_Listed entries_
--------------------------------
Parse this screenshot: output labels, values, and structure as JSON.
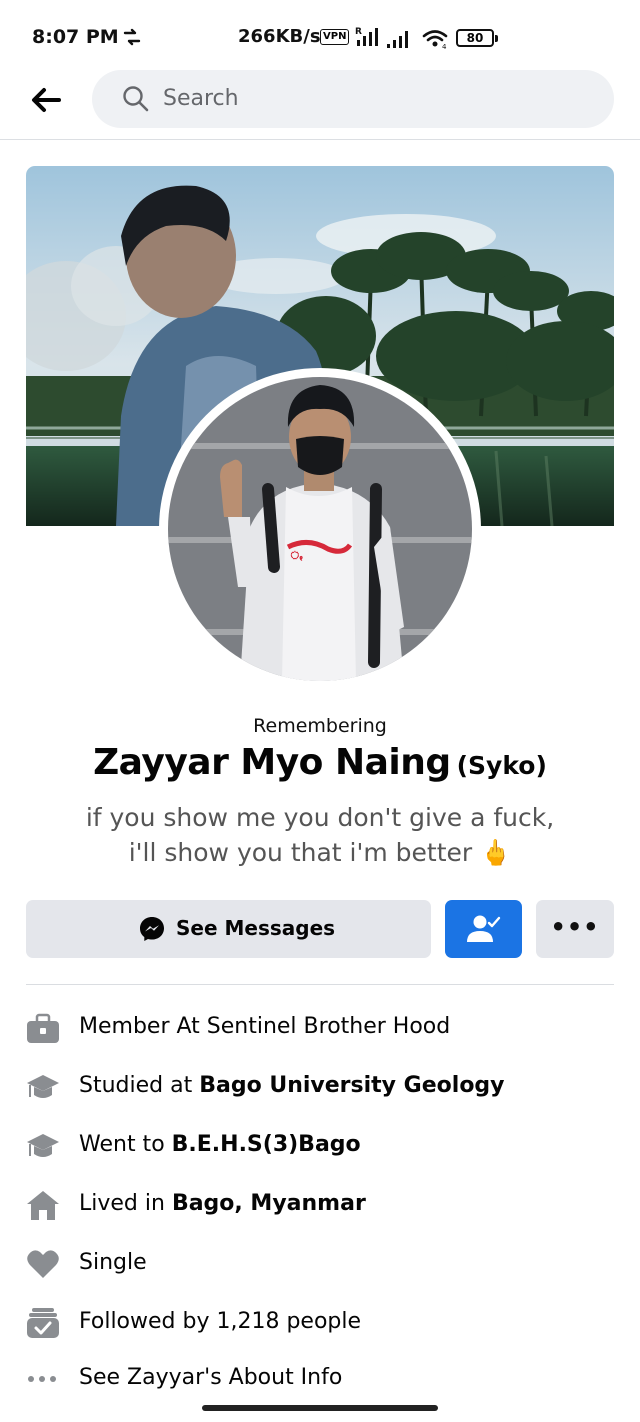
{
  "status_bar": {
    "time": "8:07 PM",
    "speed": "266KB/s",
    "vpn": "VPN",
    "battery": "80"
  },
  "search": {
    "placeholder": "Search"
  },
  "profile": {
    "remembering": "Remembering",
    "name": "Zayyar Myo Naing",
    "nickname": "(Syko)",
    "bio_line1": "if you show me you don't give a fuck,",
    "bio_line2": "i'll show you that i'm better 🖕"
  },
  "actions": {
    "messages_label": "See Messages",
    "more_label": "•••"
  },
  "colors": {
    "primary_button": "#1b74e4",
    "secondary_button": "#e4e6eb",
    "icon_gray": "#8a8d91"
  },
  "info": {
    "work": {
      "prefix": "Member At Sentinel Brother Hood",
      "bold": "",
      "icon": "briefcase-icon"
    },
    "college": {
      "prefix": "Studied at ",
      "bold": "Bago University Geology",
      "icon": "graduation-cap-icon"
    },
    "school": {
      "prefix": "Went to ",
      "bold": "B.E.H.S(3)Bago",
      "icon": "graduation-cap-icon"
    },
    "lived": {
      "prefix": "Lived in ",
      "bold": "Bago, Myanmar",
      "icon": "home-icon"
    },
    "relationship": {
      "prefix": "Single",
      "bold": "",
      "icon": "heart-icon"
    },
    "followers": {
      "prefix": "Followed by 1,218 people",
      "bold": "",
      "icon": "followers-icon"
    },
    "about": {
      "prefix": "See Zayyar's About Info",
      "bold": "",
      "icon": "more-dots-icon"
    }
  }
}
--------------------------------
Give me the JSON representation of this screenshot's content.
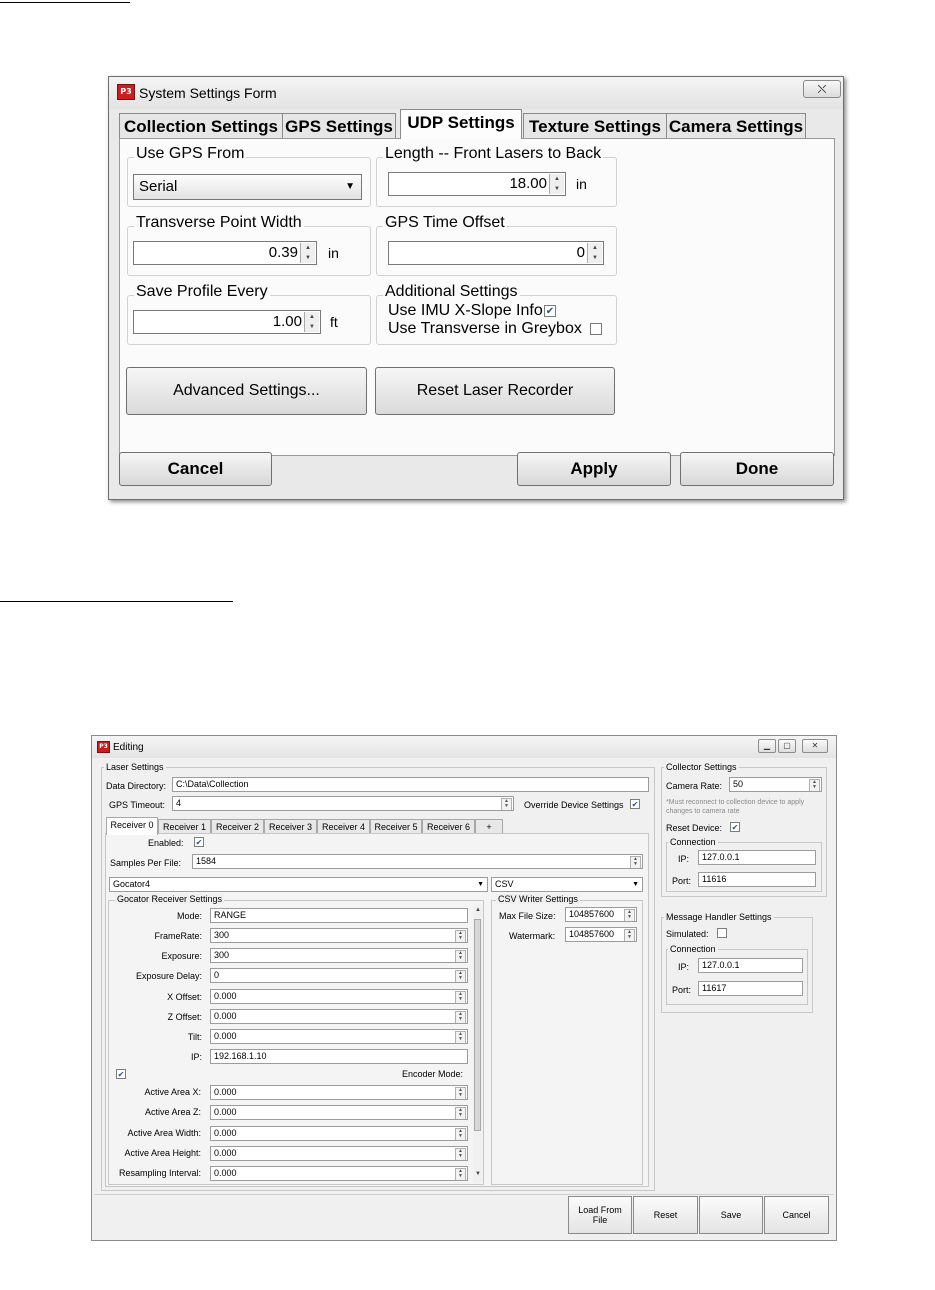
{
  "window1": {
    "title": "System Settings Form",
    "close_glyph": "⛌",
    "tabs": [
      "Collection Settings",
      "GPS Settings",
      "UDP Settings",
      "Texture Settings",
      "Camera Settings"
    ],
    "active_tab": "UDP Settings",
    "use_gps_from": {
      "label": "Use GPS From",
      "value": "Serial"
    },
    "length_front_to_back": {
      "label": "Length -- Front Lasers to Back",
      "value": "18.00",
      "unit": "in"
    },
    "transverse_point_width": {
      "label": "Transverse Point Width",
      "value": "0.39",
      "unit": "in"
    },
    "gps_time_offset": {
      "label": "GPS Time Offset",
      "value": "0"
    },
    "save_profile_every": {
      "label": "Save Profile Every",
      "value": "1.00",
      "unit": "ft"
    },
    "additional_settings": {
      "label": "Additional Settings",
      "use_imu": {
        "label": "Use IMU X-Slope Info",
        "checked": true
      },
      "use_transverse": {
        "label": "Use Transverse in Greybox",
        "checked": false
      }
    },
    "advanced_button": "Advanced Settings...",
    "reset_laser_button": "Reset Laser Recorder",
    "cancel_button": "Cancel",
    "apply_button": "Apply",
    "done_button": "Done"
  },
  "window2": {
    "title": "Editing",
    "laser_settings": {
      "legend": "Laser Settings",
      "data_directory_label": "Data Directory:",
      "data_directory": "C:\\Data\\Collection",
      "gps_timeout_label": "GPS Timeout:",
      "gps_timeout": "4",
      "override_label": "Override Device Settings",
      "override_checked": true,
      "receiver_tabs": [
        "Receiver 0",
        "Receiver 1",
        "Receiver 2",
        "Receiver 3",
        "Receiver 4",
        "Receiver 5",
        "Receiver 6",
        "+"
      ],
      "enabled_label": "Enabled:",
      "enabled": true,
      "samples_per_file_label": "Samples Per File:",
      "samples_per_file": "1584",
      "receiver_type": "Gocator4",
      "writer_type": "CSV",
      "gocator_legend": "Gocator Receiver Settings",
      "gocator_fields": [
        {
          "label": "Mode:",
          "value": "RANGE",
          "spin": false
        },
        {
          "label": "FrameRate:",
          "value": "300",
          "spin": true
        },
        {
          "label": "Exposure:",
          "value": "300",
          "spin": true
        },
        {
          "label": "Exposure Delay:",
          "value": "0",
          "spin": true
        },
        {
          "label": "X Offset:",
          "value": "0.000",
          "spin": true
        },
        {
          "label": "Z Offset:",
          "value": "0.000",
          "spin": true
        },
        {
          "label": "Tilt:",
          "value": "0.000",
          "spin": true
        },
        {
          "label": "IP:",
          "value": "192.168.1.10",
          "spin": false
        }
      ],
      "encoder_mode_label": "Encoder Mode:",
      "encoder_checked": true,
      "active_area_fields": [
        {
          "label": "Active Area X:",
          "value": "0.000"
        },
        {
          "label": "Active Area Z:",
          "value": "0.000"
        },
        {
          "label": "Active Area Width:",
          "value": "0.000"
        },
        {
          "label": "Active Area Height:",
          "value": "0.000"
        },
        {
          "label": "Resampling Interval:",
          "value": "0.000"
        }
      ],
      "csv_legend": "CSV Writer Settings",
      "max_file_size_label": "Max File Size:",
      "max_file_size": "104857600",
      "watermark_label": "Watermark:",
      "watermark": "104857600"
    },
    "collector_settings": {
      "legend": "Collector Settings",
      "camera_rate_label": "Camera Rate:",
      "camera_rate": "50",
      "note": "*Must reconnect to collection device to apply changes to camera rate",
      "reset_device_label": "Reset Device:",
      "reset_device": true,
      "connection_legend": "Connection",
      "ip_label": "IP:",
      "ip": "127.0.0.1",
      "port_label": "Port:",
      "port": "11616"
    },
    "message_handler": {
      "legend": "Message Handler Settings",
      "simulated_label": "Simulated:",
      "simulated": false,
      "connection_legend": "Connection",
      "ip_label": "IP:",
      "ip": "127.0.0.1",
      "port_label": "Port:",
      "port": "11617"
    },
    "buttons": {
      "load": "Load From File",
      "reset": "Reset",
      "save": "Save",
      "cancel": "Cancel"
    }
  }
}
--------------------------------
_Work required_
From the entries above, copy every line where the word "Exposure" shows up.

_Exercise response_
          "label": "Exposure:",
          "label": "Exposure Delay:",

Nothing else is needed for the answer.